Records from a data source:
◇ ◇ ◇

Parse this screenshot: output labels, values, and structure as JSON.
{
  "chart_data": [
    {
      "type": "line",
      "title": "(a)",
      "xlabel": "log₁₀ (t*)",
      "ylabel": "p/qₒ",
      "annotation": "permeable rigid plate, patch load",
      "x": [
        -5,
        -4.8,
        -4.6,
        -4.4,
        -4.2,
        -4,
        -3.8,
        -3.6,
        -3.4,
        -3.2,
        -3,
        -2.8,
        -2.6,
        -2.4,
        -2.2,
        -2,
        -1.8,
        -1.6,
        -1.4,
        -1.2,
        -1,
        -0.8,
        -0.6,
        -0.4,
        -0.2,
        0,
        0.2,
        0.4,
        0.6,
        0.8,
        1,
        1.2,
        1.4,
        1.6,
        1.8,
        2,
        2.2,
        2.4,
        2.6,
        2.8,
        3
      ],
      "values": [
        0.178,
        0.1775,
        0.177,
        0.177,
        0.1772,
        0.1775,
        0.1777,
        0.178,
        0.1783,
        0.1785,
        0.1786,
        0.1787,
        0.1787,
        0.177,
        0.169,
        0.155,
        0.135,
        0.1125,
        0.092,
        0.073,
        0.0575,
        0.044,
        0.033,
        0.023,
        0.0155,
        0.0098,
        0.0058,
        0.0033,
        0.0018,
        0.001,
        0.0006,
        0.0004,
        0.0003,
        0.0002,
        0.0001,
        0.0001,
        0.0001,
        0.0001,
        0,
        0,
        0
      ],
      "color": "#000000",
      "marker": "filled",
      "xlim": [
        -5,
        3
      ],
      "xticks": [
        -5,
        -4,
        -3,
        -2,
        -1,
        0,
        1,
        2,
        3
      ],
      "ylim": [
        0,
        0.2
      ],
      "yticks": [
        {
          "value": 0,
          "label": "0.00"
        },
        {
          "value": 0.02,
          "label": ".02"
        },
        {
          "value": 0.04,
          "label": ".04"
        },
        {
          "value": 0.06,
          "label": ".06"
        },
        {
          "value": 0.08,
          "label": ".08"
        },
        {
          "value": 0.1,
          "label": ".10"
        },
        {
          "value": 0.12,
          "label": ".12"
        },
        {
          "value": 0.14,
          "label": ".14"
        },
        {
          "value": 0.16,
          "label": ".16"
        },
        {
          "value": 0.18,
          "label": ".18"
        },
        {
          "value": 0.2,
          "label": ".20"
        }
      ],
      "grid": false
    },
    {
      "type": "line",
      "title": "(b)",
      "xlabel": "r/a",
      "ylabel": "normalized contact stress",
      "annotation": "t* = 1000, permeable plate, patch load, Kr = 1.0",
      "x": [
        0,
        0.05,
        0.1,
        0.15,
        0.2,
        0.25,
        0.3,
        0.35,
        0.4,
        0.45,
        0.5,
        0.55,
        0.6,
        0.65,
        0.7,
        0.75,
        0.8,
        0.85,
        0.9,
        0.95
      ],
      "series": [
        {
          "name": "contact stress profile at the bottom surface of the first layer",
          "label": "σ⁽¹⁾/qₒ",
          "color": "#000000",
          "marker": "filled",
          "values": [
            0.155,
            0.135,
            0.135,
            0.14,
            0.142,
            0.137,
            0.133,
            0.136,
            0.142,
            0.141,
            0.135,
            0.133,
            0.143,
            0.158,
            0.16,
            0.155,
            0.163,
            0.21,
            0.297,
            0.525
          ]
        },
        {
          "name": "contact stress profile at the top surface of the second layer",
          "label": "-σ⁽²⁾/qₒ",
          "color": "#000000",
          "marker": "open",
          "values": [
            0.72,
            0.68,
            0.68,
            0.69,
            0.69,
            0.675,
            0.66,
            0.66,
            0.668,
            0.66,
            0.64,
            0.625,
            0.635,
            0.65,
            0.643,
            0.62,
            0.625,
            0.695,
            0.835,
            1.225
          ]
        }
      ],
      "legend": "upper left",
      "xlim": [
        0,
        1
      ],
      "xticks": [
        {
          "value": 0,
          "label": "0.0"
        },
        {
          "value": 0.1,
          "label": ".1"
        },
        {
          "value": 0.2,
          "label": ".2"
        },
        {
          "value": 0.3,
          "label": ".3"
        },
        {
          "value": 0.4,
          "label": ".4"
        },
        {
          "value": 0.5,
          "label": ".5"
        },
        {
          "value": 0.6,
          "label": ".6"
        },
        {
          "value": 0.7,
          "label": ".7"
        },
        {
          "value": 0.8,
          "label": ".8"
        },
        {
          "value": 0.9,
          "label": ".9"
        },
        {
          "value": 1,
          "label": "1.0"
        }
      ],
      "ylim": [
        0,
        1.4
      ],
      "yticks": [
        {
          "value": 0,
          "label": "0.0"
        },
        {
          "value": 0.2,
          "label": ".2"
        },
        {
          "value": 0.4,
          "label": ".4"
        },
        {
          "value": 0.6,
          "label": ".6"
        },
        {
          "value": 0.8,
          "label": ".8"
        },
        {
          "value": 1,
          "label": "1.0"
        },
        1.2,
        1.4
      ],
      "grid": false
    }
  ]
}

◇ ◇ ◇

Looking at the listing above, count the lines that contain "annotation" and give nothing but the number.

2